Exercise requirements: Copy every line in the records below that contains the word "其物质的量浓度为".

········

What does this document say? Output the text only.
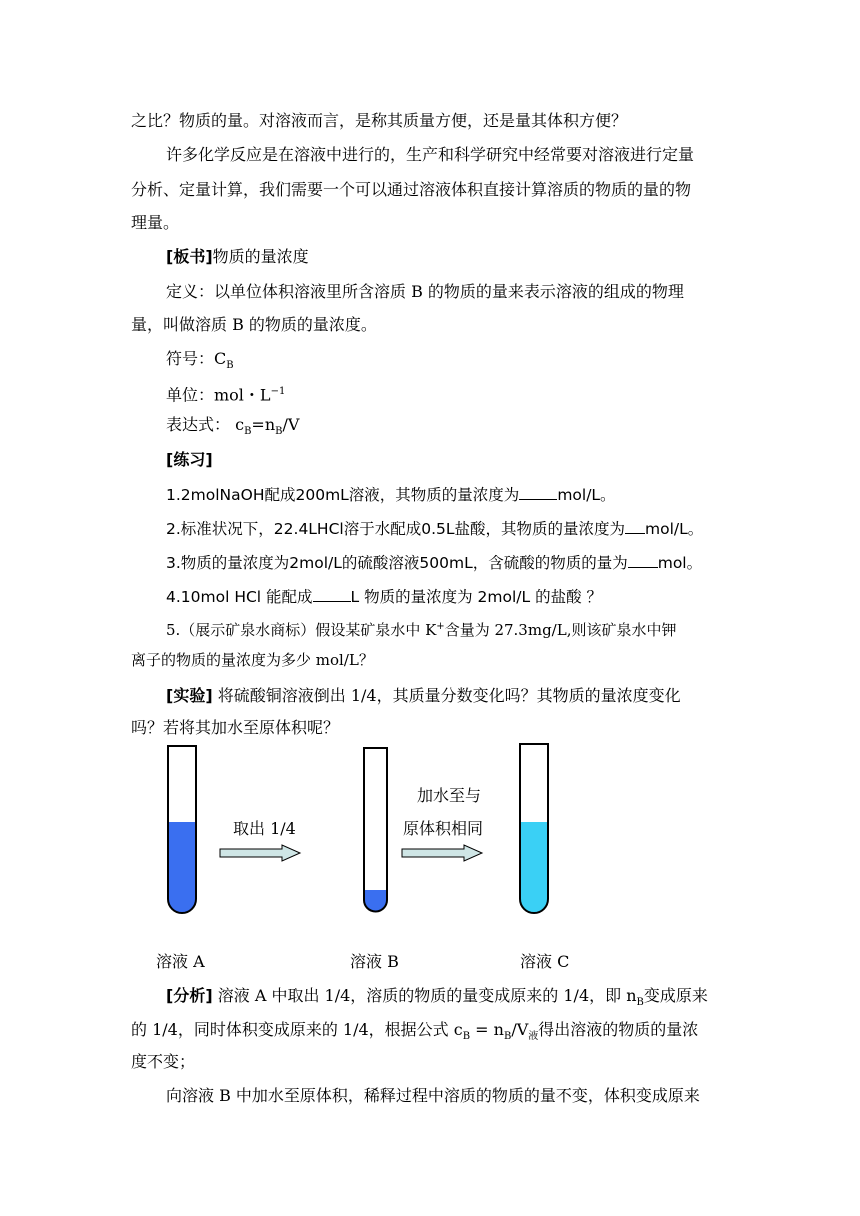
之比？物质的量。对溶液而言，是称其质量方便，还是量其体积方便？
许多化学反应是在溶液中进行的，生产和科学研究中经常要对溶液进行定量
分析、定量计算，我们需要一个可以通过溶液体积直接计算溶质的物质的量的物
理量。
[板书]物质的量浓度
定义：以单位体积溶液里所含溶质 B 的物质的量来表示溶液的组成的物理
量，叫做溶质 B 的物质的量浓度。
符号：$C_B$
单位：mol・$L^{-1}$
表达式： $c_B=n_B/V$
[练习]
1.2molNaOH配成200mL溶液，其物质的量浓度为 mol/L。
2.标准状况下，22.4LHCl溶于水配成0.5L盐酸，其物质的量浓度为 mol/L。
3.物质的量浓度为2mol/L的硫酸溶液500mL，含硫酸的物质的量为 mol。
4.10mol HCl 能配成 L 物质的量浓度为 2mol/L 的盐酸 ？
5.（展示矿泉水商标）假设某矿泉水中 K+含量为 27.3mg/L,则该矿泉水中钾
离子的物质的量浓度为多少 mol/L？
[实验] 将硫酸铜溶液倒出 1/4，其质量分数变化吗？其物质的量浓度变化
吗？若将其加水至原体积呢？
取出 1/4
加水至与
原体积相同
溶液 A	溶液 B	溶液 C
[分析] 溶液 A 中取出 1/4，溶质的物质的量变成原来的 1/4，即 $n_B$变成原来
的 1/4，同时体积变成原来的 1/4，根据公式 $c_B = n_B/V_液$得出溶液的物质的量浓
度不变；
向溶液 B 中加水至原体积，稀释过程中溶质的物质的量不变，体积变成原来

········

Problem solution:
1.2molNaOH配成200mL溶液，其物质的量浓度为 mol/L。
2.标准状况下，22.4LHCl溶于水配成0.5L盐酸，其物质的量浓度为 mol/L。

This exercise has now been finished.